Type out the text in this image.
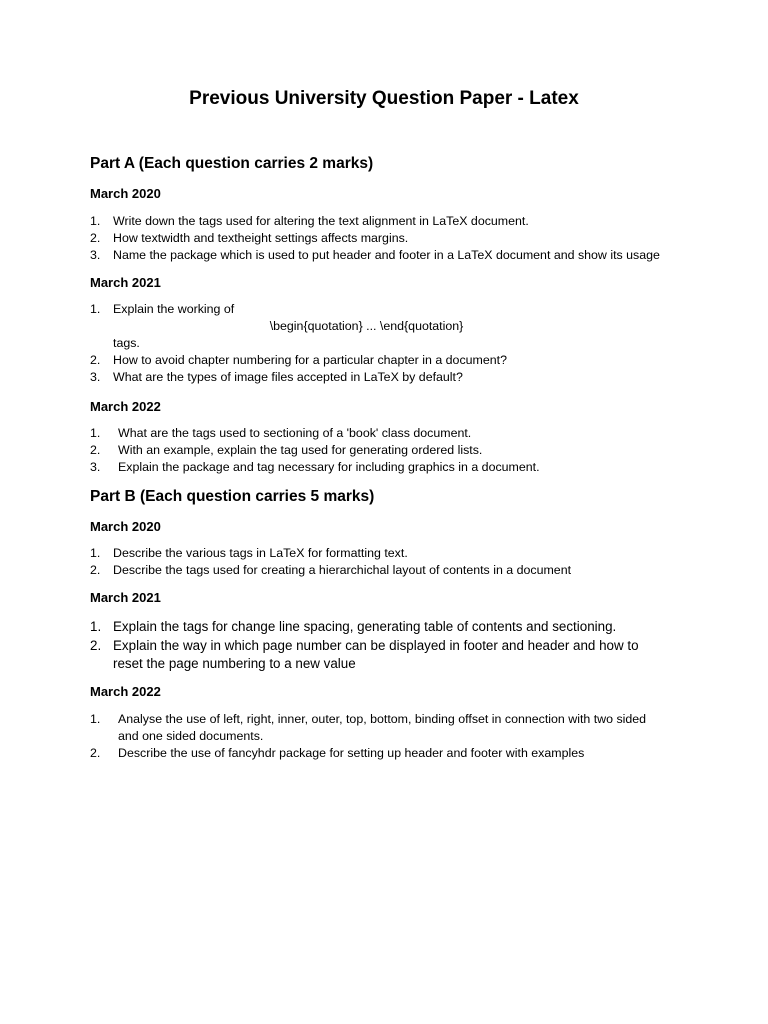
Previous University Question Paper - Latex
Part A (Each question carries 2 marks)
March 2020
1. Write down the tags used for altering the text alignment in LaTeX document.
2. How textwidth and textheight settings affects margins.
3. Name the package which is used to put header and footer in a LaTeX document and show its usage
March 2021
1. Explain the working of
\begin{quotation} ... \end{quotation}
tags.
2. How to avoid chapter numbering for a particular chapter in a document?
3. What are the types of image files accepted in LaTeX by default?
March 2022
1. What are the tags used to sectioning of a 'book' class document.
2. With an example, explain the tag used for generating ordered lists.
3. Explain the package and tag necessary for including graphics in a document.
Part B (Each question carries 5 marks)
March 2020
1. Describe the various tags in LaTeX for formatting text.
2. Describe the tags used for creating a hierarchichal layout of contents in a document
March 2021
1. Explain the tags for change line spacing, generating table of contents and sectioning.
2. Explain the way in which page number can be displayed in footer and header and how to
reset the page numbering to a new value
March 2022
1. Analyse the use of left, right, inner, outer, top, bottom, binding offset in connection with two sided
and one sided documents.
2. Describe the use of fancyhdr package for setting up header and footer with examples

....

# [THE EXERCISE]
Search the records above for "which". Copy each line where it is found.

# [EXERCISE OUTPUT]
3. Name the package which is used to put header and footer in a LaTeX document and show its usage
2. Explain the way in which page number can be displayed in footer and header and how to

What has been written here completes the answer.